::: Data for this exercise
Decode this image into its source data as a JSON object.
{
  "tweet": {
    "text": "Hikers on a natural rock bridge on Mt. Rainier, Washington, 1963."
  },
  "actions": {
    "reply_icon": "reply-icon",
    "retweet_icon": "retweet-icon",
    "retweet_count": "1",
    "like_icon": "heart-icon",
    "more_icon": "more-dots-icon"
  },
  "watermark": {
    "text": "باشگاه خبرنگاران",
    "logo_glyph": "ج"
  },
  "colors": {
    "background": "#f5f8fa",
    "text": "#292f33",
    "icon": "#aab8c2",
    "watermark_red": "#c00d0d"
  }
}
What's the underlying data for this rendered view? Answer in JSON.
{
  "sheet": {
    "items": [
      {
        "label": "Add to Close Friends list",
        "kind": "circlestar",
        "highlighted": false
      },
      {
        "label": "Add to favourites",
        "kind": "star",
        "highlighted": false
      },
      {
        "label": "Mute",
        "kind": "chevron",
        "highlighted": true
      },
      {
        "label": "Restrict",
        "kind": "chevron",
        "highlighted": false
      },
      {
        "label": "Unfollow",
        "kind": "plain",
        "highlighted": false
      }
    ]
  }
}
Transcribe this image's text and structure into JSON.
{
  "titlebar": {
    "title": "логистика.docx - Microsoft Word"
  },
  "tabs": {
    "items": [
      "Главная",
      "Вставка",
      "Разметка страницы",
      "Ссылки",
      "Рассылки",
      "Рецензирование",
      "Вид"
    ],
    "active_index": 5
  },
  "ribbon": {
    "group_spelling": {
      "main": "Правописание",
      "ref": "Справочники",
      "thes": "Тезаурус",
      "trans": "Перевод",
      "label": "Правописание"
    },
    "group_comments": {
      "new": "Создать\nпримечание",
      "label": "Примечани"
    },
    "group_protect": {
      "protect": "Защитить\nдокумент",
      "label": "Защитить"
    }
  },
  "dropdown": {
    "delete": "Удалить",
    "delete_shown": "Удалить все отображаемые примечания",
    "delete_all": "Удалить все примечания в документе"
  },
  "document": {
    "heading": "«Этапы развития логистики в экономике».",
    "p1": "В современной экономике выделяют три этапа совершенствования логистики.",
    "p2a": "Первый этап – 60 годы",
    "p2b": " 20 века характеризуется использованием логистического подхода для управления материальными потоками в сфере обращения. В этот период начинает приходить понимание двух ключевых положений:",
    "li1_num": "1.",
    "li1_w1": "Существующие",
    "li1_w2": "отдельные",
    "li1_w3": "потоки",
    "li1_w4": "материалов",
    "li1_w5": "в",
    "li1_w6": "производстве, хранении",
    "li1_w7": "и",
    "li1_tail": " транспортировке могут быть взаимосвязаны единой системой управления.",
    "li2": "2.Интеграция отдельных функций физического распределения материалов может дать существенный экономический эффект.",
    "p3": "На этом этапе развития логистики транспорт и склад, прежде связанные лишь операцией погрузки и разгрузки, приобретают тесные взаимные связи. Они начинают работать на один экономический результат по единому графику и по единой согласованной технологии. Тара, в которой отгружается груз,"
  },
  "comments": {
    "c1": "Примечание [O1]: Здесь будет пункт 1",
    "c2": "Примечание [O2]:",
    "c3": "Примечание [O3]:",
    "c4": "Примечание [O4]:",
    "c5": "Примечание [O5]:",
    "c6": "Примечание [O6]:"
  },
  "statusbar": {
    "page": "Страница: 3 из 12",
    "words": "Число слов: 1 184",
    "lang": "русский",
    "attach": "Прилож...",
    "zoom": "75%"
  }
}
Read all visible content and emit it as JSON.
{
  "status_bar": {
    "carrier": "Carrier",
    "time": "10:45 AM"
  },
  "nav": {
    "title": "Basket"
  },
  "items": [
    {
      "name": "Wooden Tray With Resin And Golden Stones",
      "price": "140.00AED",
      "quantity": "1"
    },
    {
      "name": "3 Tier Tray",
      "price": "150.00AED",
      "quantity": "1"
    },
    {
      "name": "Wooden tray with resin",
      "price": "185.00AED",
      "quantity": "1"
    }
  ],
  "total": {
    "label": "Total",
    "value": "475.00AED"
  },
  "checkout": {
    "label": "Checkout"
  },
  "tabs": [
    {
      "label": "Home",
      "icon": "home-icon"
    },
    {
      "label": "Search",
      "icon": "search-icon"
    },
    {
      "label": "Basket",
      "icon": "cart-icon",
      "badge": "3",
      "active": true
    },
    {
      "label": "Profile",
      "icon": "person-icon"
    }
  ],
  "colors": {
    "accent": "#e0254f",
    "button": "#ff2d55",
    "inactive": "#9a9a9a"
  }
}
::::::
## Exercise description
Copy each line of the data above without altering a single character.

## Final answer
Decode this image into its source data as a JSON object.
{
  "tweet": {
    "text": "Hikers on a natural rock bridge on Mt. Rainier, Washington, 1963."
  },
  "actions": {
    "reply_icon": "reply-icon",
    "retweet_icon": "retweet-icon",
    "retweet_count": "1",
    "like_icon": "heart-icon",
    "more_icon": "more-dots-icon"
  },
  "watermark": {
    "text": "باشگاه خبرنگاران",
    "logo_glyph": "ج"
  },
  "colors": {
    "background": "#f5f8fa",
    "text": "#292f33",
    "icon": "#aab8c2",
    "watermark_red": "#c00d0d"
  }
}
What's the underlying data for this rendered view? Answer in JSON.
{
  "sheet": {
    "items": [
      {
        "label": "Add to Close Friends list",
        "kind": "circlestar",
        "highlighted": false
      },
      {
        "label": "Add to favourites",
        "kind": "star",
        "highlighted": false
      },
      {
        "label": "Mute",
        "kind": "chevron",
        "highlighted": true
      },
      {
        "label": "Restrict",
        "kind": "chevron",
        "highlighted": false
      },
      {
        "label": "Unfollow",
        "kind": "plain",
        "highlighted": false
      }
    ]
  }
}
Transcribe this image's text and structure into JSON.
{
  "titlebar": {
    "title": "логистика.docx - Microsoft Word"
  },
  "tabs": {
    "items": [
      "Главная",
      "Вставка",
      "Разметка страницы",
      "Ссылки",
      "Рассылки",
      "Рецензирование",
      "Вид"
    ],
    "active_index": 5
  },
  "ribbon": {
    "group_spelling": {
      "main": "Правописание",
      "ref": "Справочники",
      "thes": "Тезаурус",
      "trans": "Перевод",
      "label": "Правописание"
    },
    "group_comments": {
      "new": "Создать\nпримечание",
      "label": "Примечани"
    },
    "group_protect": {
      "protect": "Защитить\nдокумент",
      "label": "Защитить"
    }
  },
  "dropdown": {
    "delete": "Удалить",
    "delete_shown": "Удалить все отображаемые примечания",
    "delete_all": "Удалить все примечания в документе"
  },
  "document": {
    "heading": "«Этапы развития логистики в экономике».",
    "p1": "В современной экономике выделяют три этапа совершенствования логистики.",
    "p2a": "Первый этап – 60 годы",
    "p2b": " 20 века характеризуется использованием логистического подхода для управления материальными потоками в сфере обращения. В этот период начинает приходить понимание двух ключевых положений:",
    "li1_num": "1.",
    "li1_w1": "Существующие",
    "li1_w2": "отдельные",
    "li1_w3": "потоки",
    "li1_w4": "материалов",
    "li1_w5": "в",
    "li1_w6": "производстве, хранении",
    "li1_w7": "и",
    "li1_tail": " транспортировке могут быть взаимосвязаны единой системой управления.",
    "li2": "2.Интеграция отдельных функций физического распределения материалов может дать существенный экономический эффект.",
    "p3": "На этом этапе развития логистики транспорт и склад, прежде связанные лишь операцией погрузки и разгрузки, приобретают тесные взаимные связи. Они начинают работать на один экономический результат по единому графику и по единой согласованной технологии. Тара, в которой отгружается груз,"
  },
  "comments": {
    "c1": "Примечание [O1]: Здесь будет пункт 1",
    "c2": "Примечание [O2]:",
    "c3": "Примечание [O3]:",
    "c4": "Примечание [O4]:",
    "c5": "Примечание [O5]:",
    "c6": "Примечание [O6]:"
  },
  "statusbar": {
    "page": "Страница: 3 из 12",
    "words": "Число слов: 1 184",
    "lang": "русский",
    "attach": "Прилож...",
    "zoom": "75%"
  }
}
Read all visible content and emit it as JSON.
{
  "status_bar": {
    "carrier": "Carrier",
    "time": "10:45 AM"
  },
  "nav": {
    "title": "Basket"
  },
  "items": [
    {
      "name": "Wooden Tray With Resin And Golden Stones",
      "price": "140.00AED",
      "quantity": "1"
    },
    {
      "name": "3 Tier Tray",
      "price": "150.00AED",
      "quantity": "1"
    },
    {
      "name": "Wooden tray with resin",
      "price": "185.00AED",
      "quantity": "1"
    }
  ],
  "total": {
    "label": "Total",
    "value": "475.00AED"
  },
  "checkout": {
    "label": "Checkout"
  },
  "tabs": [
    {
      "label": "Home",
      "icon": "home-icon"
    },
    {
      "label": "Search",
      "icon": "search-icon"
    },
    {
      "label": "Basket",
      "icon": "cart-icon",
      "badge": "3",
      "active": true
    },
    {
      "label": "Profile",
      "icon": "person-icon"
    }
  ],
  "colors": {
    "accent": "#e0254f",
    "button": "#ff2d55",
    "inactive": "#9a9a9a"
  }
}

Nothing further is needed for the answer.